* WRITTEN REQUEST *
Please gather every line of the listing below that contains the word "można" and copy each one out in full.
——
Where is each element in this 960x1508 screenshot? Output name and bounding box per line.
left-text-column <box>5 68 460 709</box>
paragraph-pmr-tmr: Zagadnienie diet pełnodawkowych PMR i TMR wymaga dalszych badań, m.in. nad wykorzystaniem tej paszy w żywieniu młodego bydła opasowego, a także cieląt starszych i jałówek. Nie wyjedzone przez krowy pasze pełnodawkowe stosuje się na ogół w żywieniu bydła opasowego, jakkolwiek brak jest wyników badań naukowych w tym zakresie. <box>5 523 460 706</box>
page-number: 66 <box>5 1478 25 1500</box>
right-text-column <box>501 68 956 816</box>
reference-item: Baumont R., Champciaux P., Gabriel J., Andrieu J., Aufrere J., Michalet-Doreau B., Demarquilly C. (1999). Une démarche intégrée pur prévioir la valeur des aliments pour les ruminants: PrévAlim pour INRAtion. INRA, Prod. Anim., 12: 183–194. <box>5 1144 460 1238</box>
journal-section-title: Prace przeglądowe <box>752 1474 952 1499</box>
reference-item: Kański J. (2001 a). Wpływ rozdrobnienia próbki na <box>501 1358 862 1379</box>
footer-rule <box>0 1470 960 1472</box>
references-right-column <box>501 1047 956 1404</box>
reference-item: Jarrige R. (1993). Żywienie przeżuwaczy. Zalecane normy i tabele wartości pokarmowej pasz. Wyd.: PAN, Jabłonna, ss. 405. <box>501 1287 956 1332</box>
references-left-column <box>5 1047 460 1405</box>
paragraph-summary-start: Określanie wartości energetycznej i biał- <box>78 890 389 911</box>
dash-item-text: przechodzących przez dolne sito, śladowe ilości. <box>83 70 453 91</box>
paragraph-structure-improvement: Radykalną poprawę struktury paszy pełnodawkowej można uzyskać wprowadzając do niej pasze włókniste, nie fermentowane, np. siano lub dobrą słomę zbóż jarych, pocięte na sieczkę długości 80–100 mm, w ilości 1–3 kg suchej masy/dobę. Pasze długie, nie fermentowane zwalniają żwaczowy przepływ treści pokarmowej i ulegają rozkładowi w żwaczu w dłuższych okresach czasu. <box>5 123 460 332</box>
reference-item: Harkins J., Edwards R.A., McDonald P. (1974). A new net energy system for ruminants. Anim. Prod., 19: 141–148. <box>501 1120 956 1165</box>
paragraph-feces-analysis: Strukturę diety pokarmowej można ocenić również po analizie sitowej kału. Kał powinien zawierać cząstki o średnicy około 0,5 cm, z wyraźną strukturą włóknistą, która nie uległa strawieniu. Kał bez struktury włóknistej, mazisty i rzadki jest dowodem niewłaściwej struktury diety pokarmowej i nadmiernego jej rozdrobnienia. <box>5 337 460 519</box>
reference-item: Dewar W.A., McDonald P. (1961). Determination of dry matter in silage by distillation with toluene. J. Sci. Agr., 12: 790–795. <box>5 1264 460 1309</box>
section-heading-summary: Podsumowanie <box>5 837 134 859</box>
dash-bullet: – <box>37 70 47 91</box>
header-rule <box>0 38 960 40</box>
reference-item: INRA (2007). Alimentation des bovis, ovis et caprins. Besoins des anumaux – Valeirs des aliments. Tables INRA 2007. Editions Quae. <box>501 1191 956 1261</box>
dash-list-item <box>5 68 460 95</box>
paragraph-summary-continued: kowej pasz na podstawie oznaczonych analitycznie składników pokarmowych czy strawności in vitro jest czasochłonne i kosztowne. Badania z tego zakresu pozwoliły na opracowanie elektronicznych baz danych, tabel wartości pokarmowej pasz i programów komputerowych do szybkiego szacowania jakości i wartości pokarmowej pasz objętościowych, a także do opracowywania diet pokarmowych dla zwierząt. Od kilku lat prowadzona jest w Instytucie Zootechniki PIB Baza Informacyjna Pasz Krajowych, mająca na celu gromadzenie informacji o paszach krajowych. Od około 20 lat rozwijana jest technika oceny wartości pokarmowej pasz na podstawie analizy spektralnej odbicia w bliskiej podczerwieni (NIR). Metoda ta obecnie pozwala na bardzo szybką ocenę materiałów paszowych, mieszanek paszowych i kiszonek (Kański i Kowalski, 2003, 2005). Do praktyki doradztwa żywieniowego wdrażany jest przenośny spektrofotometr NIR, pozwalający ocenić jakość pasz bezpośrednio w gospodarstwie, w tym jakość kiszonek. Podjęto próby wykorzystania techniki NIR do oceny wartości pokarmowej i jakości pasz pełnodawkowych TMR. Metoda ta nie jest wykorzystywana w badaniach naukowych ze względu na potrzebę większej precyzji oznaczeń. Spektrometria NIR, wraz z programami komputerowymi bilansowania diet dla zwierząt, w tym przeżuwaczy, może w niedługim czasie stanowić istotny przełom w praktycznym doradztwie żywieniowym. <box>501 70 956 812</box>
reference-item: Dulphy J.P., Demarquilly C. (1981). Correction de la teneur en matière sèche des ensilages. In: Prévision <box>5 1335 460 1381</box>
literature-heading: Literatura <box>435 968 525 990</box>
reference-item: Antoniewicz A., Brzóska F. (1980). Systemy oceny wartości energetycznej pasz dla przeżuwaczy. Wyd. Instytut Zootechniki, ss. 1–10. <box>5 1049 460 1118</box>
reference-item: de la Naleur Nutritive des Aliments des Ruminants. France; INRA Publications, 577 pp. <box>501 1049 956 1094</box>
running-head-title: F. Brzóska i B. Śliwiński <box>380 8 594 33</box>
——
* SOLVED EXERCISE *
paragraph-structure-improvement: Radykalną poprawę struktury paszy pełnodawkowej można uzyskać wprowadzając do niej pasze włókniste, nie fermentowane, np. siano lub dobrą słomę zbóż jarych, pocięte na sieczkę długości 80–100 mm, w ilości 1–3 kg suchej masy/dobę. Pasze długie, nie fermentowane zwalniają żwaczowy przepływ treści pokarmowej i ulegają rozkładowi w żwaczu w dłuższych okresach czasu. <box>5 123 460 332</box>
paragraph-feces-analysis: Strukturę diety pokarmowej można ocenić również po analizie sitowej kału. Kał powinien zawierać cząstki o średnicy około 0,5 cm, z wyraźną strukturą włóknistą, która nie uległa strawieniu. Kał bez struktury włóknistej, mazisty i rzadki jest dowodem niewłaściwej struktury diety pokarmowej i nadmiernego jej rozdrobnienia. <box>5 337 460 519</box>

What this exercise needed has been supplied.